PROBLEM A:
Reproduce the listing word for word, starting at its first line and ending with the line that contains "list-item <box>86 482 494 504</box>", with both of those lines included.

PASSAGE TO READ:
.....
The First Part: Surveillance & Audiences

Che

I was thinking of going offline to get away from the distraction and the all-pervasive surveillance but then I got worried I would miss my f̶r̶i̶e̶n̶d̶s̶  audience.  I mean, sure, I want to be spectacular — look at me! look at me! — but I want to be spectacular on my own terms.  I want to show you myself so that you respond by loving me, not so that unseen but always present – and we know they are always present, they are in the very coding of these pages – audience members will manipulate me or punish me or find ways to take my money.  But if I can’t have the audience I desire, I suppose I’d rather be exploited than ignored.  And I guess I’d rather have someone peeping in my windows at night than have nobody ever think of me at all.  I’ll turn on all the lights and leave the curtains open when I’m changing if that’s what it takes.

~

Once upon a time, two people “made love on the living room floor/ with the noise in the background of a televised war” but smart bombs have given way to smart phones and instead of television we have Skype or snapchat or tinder or grindr and if we can’t warm ourselves with someone else’s body, we can make love to ourselves with their image.  I’m not alone if I’m watching someone else.

Of course, we’re still bombing the life out of all kinds of other people, but it’s old news by now.  Perpetual war is kind of taken for granted.  War and loneliness are pretty much all there is anymore.  It’s so perfectly normal to be so utterly isolated.

Isn’t social media a wonderful panacea to living a life where we spend the vast majority of our time working bullshit jobs and surrounded by people we hardly know or care about?  Fuck, I’m too tired and busy and stressed and broke to ever be able to set aside time to spend with love ones… but 65 people wished me a happy birthday on Facebook! And the ads have been getting ever better at showing me things I want to buy with the money for which I have traded my life, so that’s nice.

~

I remember talking to some sex workers who started when they were very young (14 is the average age of entry into sex work in Canada).  When they first started and people told them they were being exploited (if they had anybody in their lives to say that kind of thing to them) they would laugh and point to their new fur coat or new jewelry or point out they were already making more money in a few months than most people make in five years… but two years or ten years or twenty-six years (40 is the average age of death for a sex worker in Canada) down the road, they often looked back and thought, yeah, I really was being exploited.  But, by then… well… a lot had happened by then.
.....
PROBLEM B:
In the essay on surveillance and audiences, is each of these statements true: (i) 65 people wished the writer a happy birthday on Facebook; (ii) the average age of entry into sex work in Canada is given as 16; (iii) the writer would rather be ignored than exploited? For each, give yes or no along with the words from the essay that decide it.
.....
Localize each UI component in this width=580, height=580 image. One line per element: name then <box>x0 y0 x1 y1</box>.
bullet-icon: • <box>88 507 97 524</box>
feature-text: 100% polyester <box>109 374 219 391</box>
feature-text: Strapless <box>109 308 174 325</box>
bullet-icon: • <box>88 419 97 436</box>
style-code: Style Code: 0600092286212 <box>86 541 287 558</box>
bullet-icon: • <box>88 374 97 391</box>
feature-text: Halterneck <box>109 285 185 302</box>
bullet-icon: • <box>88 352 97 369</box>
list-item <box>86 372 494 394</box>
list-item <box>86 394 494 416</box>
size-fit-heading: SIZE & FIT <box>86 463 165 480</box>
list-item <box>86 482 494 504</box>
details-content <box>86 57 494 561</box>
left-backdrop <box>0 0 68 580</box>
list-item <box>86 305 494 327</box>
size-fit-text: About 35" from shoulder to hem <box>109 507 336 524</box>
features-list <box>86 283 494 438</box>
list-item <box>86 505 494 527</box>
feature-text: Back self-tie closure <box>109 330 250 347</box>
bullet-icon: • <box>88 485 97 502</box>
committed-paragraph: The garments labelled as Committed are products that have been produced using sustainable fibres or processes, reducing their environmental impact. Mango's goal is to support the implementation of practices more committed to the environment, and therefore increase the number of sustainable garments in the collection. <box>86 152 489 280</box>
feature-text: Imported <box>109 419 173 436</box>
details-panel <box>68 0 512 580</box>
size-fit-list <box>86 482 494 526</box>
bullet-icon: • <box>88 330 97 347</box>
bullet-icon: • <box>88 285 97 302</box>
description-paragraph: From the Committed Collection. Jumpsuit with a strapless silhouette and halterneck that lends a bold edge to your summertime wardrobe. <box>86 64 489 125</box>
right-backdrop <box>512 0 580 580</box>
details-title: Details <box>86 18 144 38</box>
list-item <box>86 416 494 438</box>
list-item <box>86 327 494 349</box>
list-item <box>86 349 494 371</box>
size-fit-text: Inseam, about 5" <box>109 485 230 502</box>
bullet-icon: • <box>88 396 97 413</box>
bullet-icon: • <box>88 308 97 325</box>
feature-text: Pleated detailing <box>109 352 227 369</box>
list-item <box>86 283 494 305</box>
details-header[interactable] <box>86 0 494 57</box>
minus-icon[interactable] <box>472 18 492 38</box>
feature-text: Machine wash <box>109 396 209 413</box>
.....
FINAL RESULT A:
Localize each UI component in this width=580, height=580 image. One line per element: name then <box>x0 y0 x1 y1</box>.
bullet-icon: • <box>88 507 97 524</box>
feature-text: 100% polyester <box>109 374 219 391</box>
feature-text: Strapless <box>109 308 174 325</box>
bullet-icon: • <box>88 419 97 436</box>
style-code: Style Code: 0600092286212 <box>86 541 287 558</box>
bullet-icon: • <box>88 374 97 391</box>
feature-text: Halterneck <box>109 285 185 302</box>
bullet-icon: • <box>88 352 97 369</box>
list-item <box>86 372 494 394</box>
list-item <box>86 394 494 416</box>
size-fit-heading: SIZE & FIT <box>86 463 165 480</box>
list-item <box>86 482 494 504</box>

FINAL RESULT B:
(i) Yes: "65 people wished me a happy birthday on Facebook!"
(ii) No: "14 is the average age of entry into sex work in Canada"
(iii) No: "I suppose I’d rather be exploited than ignored."